• _WRITTEN EXERCISE_:
Each entry that follows is to be retyped exactly. Pictures do not belong in the copy.

• _INFORMATION SHOWN_:

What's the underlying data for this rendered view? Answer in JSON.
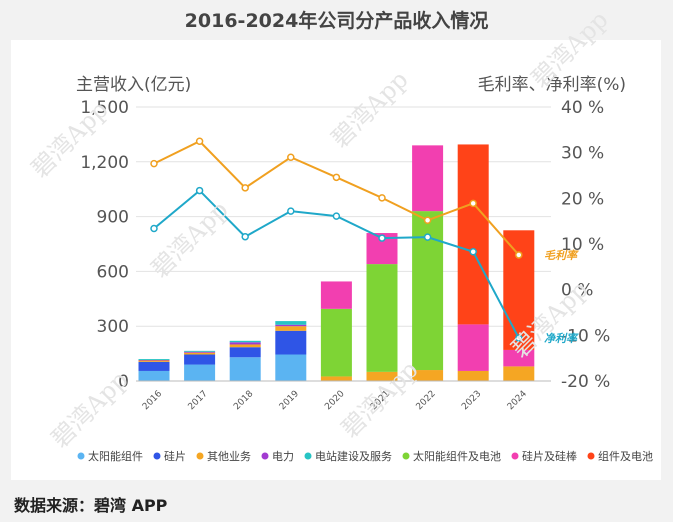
{
  "chart_data": {
    "type": "bar",
    "title": "2016-2024年公司分产品收入情况",
    "ylabel": "主营收入(亿元)",
    "y2label": "毛利率、净利率(%)",
    "ylim": [
      0,
      1500
    ],
    "y2lim": [
      -20,
      40
    ],
    "yticks": [
      "0",
      "300",
      "600",
      "900",
      "1,200",
      "1,500"
    ],
    "y2ticks": [
      "-20 %",
      "-10 %",
      "0 %",
      "10 %",
      "20 %",
      "30 %",
      "40 %"
    ],
    "categories": [
      "2016",
      "2017",
      "2018",
      "2019",
      "2020",
      "2021",
      "2022",
      "2023",
      "2024"
    ],
    "series": [
      {
        "name": "太阳能组件",
        "color": "#5bb4f2",
        "values": [
          55,
          90,
          130,
          145,
          0,
          0,
          0,
          0,
          0
        ]
      },
      {
        "name": "硅片",
        "color": "#2f55e6",
        "values": [
          50,
          55,
          55,
          130,
          0,
          0,
          0,
          0,
          0
        ]
      },
      {
        "name": "其他业务",
        "color": "#f5a623",
        "values": [
          8,
          10,
          15,
          25,
          25,
          50,
          60,
          55,
          80
        ]
      },
      {
        "name": "电力",
        "color": "#a23bd1",
        "values": [
          2,
          5,
          12,
          8,
          0,
          0,
          0,
          0,
          0
        ]
      },
      {
        "name": "电站建设及服务",
        "color": "#27c4c4",
        "values": [
          5,
          5,
          8,
          20,
          0,
          0,
          0,
          0,
          0
        ]
      },
      {
        "name": "太阳能组件及电池",
        "color": "#7ed435",
        "values": [
          0,
          0,
          0,
          0,
          370,
          590,
          870,
          0,
          0
        ]
      },
      {
        "name": "硅片及硅棒",
        "color": "#f23fb0",
        "values": [
          0,
          0,
          0,
          0,
          150,
          170,
          360,
          255,
          90
        ]
      },
      {
        "name": "组件及电池",
        "color": "#ff4318",
        "values": [
          0,
          0,
          0,
          0,
          0,
          0,
          0,
          985,
          655
        ]
      }
    ],
    "lines": [
      {
        "name": "毛利率",
        "color": "#f0a020",
        "values": [
          27.6,
          32.5,
          22.3,
          29.0,
          24.6,
          20.1,
          15.2,
          18.9,
          7.6
        ]
      },
      {
        "name": "净利率",
        "color": "#1fa8c9",
        "values": [
          13.4,
          21.7,
          11.6,
          17.2,
          16.1,
          11.3,
          11.5,
          8.3,
          -10.6
        ]
      }
    ]
  },
  "line_labels": {
    "gross": "毛利率",
    "net": "净利率"
  },
  "source": "数据来源：碧湾 APP",
  "watermark": "碧湾App",
  "colors": {
    "grid": "#e2e2e2",
    "axis": "#666666",
    "background": "#ffffff"
  }
}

• _RESULT BELOW_:
What's the underlying data for this rendered view? Answer in JSON.
{
  "chart_data": {
    "type": "bar",
    "title": "2016-2024年公司分产品收入情况",
    "ylabel": "主营收入(亿元)",
    "y2label": "毛利率、净利率(%)",
    "ylim": [
      0,
      1500
    ],
    "y2lim": [
      -20,
      40
    ],
    "yticks": [
      "0",
      "300",
      "600",
      "900",
      "1,200",
      "1,500"
    ],
    "y2ticks": [
      "-20 %",
      "-10 %",
      "0 %",
      "10 %",
      "20 %",
      "30 %",
      "40 %"
    ],
    "categories": [
      "2016",
      "2017",
      "2018",
      "2019",
      "2020",
      "2021",
      "2022",
      "2023",
      "2024"
    ],
    "series": [
      {
        "name": "太阳能组件",
        "color": "#5bb4f2",
        "values": [
          55,
          90,
          130,
          145,
          0,
          0,
          0,
          0,
          0
        ]
      },
      {
        "name": "硅片",
        "color": "#2f55e6",
        "values": [
          50,
          55,
          55,
          130,
          0,
          0,
          0,
          0,
          0
        ]
      },
      {
        "name": "其他业务",
        "color": "#f5a623",
        "values": [
          8,
          10,
          15,
          25,
          25,
          50,
          60,
          55,
          80
        ]
      },
      {
        "name": "电力",
        "color": "#a23bd1",
        "values": [
          2,
          5,
          12,
          8,
          0,
          0,
          0,
          0,
          0
        ]
      },
      {
        "name": "电站建设及服务",
        "color": "#27c4c4",
        "values": [
          5,
          5,
          8,
          20,
          0,
          0,
          0,
          0,
          0
        ]
      },
      {
        "name": "太阳能组件及电池",
        "color": "#7ed435",
        "values": [
          0,
          0,
          0,
          0,
          370,
          590,
          870,
          0,
          0
        ]
      },
      {
        "name": "硅片及硅棒",
        "color": "#f23fb0",
        "values": [
          0,
          0,
          0,
          0,
          150,
          170,
          360,
          255,
          90
        ]
      },
      {
        "name": "组件及电池",
        "color": "#ff4318",
        "values": [
          0,
          0,
          0,
          0,
          0,
          0,
          0,
          985,
          655
        ]
      }
    ],
    "lines": [
      {
        "name": "毛利率",
        "color": "#f0a020",
        "values": [
          27.6,
          32.5,
          22.3,
          29.0,
          24.6,
          20.1,
          15.2,
          18.9,
          7.6
        ]
      },
      {
        "name": "净利率",
        "color": "#1fa8c9",
        "values": [
          13.4,
          21.7,
          11.6,
          17.2,
          16.1,
          11.3,
          11.5,
          8.3,
          -10.6
        ]
      }
    ]
  },
  "line_labels": {
    "gross": "毛利率",
    "net": "净利率"
  },
  "source": "数据来源：碧湾 APP",
  "watermark": "碧湾App",
  "colors": {
    "grid": "#e2e2e2",
    "axis": "#666666",
    "background": "#ffffff"
  }
}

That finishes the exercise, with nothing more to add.